Se hace palpable un ambiente distinto cargado de sensaciones difíciles de describir. Las personas se van reuniendo a media que van llegado al lugar de encuentro. Los organizadores y los más entusiastas han arribado horas antes y ya desarrollan una febril actividad. Saludos van y vienen, los comentarios sobre las repercusiones de la movilización constituyen tema central, seguidos por los de la magnitud de la asistencia a la marcha, plantón, mitin, manifestación, aglutinación, concentración, etc. Algún entremés ligero y luego al empoderamiento de los símbolos de protesta a exhibir en forma de pancartas, pendones, disfraces, canticos; llegan los grupos de danzantes y tamborileros, aparecen quienes realizan las pintadas (grafiteros, algo muy latinoamericano), etc. La imaginación en estos casos es muy extensa y en cada lugar apreciamos variaciones en concordancia con costumbres autóctonas. La constante son los jóvenes, quienes se hallan en primera línea entregando su inestimable valor, alegría y espontaneidad contagiosa.

Cuando el acto convocado se inicia la masa de seres humanos se convierte como por arte de magia en un ser viviente tomando autonomía de la individualidad de sus componentes; es el nacimiento de un ser multiforme que por sus dimensiones sorprende e inclusive intimida a los elementos que le conforman y a quienes indiferentes o hasta hostiles lo presencian. A medida que la masa va calentado gargantas, pies, palmas, e instrumentos musicales, toma intensidad su sentido de unidad; su fuerza es sentida por las estructuras del mando político, las cuales ya advertidas tienen en sus manos agresivos aparatos de contención prestos a ser empleados, los cuales en occidente poseen una uniformidad en cuanto a apariencia y actitudes proveniente de cursos y manuales de talante pentagonal, que les sirven de acerbo instructivo a sus maneras de implacable escarmiento.

◆ Datos mostrados ◆
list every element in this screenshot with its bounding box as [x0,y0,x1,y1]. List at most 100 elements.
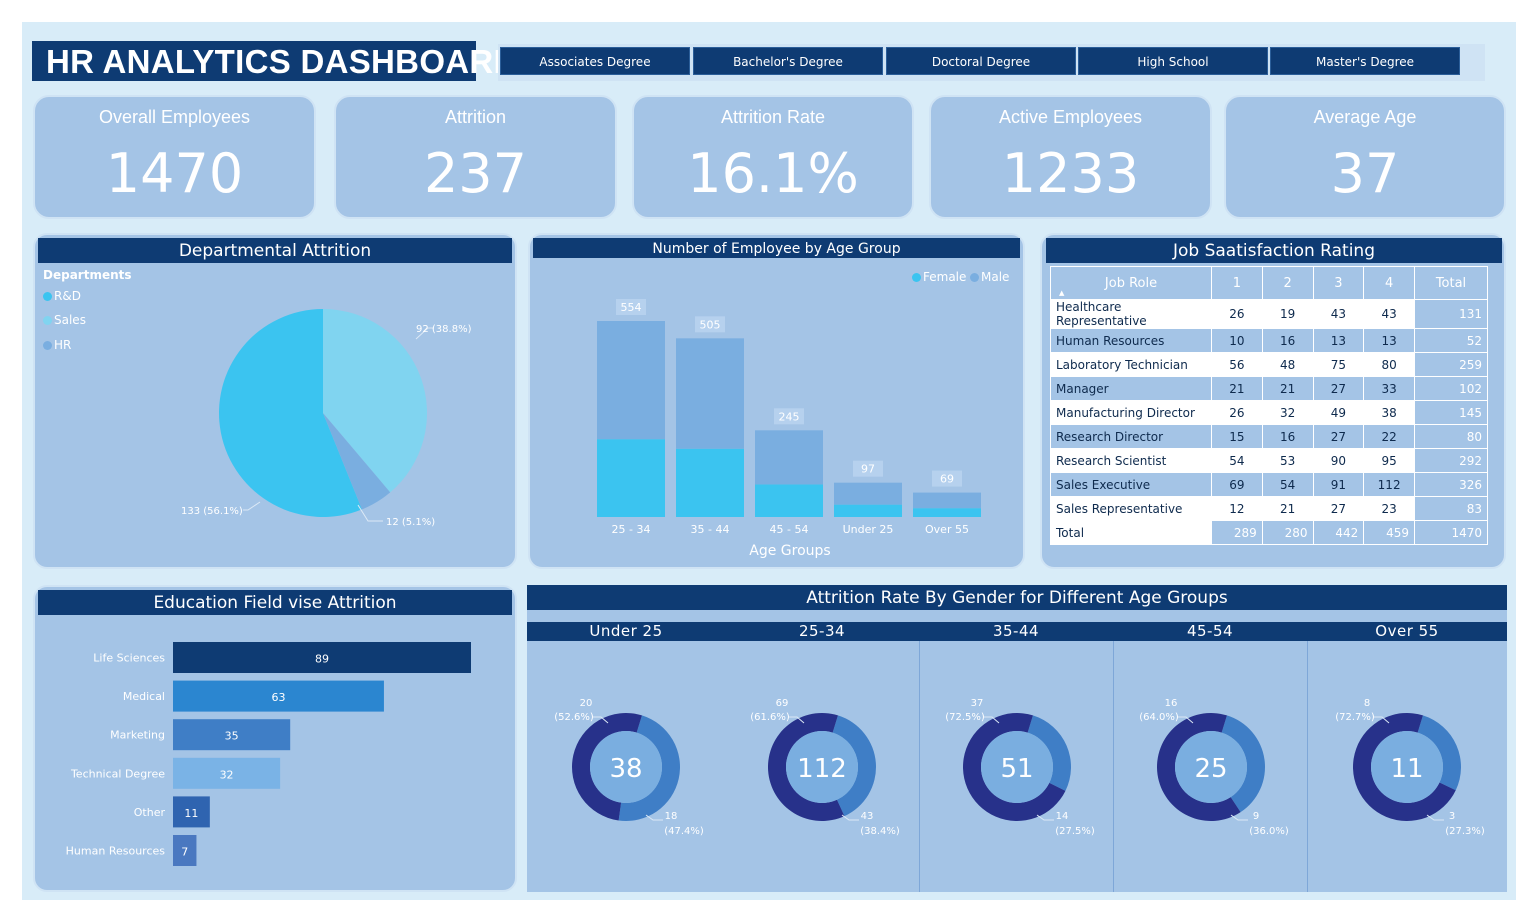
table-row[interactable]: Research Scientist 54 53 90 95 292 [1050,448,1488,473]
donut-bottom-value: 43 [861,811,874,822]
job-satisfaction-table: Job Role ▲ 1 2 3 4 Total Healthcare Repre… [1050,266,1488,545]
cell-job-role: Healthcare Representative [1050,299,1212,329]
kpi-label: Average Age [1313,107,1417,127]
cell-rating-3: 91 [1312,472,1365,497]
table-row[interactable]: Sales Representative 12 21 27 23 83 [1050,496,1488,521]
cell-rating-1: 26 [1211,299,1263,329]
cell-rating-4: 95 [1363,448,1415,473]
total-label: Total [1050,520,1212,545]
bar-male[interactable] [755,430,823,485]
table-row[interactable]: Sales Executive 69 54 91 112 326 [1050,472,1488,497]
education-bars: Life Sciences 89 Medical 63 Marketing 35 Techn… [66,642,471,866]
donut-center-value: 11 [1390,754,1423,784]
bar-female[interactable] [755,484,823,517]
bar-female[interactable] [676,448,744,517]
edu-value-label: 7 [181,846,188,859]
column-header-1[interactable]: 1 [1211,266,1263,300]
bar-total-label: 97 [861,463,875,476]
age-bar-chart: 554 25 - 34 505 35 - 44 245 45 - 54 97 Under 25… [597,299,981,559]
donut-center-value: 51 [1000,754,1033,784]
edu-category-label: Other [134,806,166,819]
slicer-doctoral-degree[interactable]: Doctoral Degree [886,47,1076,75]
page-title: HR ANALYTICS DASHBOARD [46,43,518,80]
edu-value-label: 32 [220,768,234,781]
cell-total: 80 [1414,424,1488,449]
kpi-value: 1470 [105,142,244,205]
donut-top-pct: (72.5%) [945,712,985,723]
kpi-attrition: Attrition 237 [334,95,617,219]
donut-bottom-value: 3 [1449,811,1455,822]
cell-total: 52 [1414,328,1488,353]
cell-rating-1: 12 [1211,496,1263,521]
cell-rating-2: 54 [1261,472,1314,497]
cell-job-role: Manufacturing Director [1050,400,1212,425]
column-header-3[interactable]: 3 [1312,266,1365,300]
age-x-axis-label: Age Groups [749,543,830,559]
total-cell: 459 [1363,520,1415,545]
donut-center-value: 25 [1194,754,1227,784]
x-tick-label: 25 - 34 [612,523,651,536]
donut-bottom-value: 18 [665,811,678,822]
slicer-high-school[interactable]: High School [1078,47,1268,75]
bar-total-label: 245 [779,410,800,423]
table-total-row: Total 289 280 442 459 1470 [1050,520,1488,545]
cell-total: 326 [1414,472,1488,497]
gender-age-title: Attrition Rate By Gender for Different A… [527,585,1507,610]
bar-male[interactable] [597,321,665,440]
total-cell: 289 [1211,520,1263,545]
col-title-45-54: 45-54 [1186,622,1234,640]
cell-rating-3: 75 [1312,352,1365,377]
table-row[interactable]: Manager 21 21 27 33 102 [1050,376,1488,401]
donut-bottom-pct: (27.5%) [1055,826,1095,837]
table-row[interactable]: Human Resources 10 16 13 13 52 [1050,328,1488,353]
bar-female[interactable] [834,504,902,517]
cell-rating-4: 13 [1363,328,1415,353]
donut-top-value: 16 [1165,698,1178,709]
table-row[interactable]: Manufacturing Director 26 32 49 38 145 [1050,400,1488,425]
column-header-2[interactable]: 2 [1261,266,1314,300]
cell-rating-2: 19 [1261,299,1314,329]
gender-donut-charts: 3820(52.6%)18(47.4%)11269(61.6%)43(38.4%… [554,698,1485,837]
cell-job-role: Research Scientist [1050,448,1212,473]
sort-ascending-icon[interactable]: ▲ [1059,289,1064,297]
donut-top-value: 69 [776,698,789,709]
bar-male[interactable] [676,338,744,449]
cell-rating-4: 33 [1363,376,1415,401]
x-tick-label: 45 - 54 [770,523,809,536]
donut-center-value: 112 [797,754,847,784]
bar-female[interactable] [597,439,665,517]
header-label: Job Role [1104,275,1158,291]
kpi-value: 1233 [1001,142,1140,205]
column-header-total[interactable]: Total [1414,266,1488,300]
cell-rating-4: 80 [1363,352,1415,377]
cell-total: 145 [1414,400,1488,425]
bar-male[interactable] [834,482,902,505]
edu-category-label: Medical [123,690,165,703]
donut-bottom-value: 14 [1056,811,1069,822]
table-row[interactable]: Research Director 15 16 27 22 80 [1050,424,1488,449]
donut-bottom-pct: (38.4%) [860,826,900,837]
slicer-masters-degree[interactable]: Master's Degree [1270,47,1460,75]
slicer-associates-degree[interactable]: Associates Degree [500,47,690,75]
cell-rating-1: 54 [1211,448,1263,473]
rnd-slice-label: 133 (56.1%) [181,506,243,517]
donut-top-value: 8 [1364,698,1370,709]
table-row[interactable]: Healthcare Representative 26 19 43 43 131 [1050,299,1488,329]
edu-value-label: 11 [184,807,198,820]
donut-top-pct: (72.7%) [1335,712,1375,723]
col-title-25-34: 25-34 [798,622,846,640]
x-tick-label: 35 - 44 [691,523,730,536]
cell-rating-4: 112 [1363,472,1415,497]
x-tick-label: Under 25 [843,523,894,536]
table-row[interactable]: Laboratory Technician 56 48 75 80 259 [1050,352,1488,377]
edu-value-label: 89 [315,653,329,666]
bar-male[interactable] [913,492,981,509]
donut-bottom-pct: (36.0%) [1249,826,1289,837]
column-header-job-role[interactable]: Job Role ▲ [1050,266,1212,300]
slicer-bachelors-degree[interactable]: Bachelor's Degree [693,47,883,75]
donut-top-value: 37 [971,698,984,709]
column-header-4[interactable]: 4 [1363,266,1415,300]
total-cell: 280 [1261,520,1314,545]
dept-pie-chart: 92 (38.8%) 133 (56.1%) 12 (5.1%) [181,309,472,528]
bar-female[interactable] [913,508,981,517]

◆ Requisitos ◆
1 - Reproduce el pasaje del texto sobre las movilizaciones entre "Cuando el acto" y "de implacable escarmiento.", ambos incluidos.
2 - Enumera todas las formas de movilización que el texto sobre las movilizaciones nombra al referirse a la magnitud de la asistencia.

◆ Respuestas ◆
1 -
Cuando el acto convocado se inicia la masa de seres humanos se convierte como por arte de magia en un ser viviente tomando autonomía de la individualidad de sus componentes; es el nacimiento de un ser multiforme que por sus dimensiones sorprende e inclusive intimida a los elementos que le conforman y a quienes indiferentes o hasta hostiles lo presencian. A medida que la masa va calentado gargantas, pies, palmas, e instrumentos musicales, toma intensidad su sentido de unidad; su fuerza es sentida por las estructuras del mando político, las cuales ya advertidas tienen en sus manos agresivos aparatos de contención prestos a ser empleados, los cuales en occidente poseen una uniformidad en cuanto a apariencia y actitudes proveniente de cursos y manuales de talante pentagonal, que les sirven de acerbo instructivo a sus maneras de implacable escarmiento.

2 - Marcha, plantón, mitin, manifestación, aglutinación y concentración.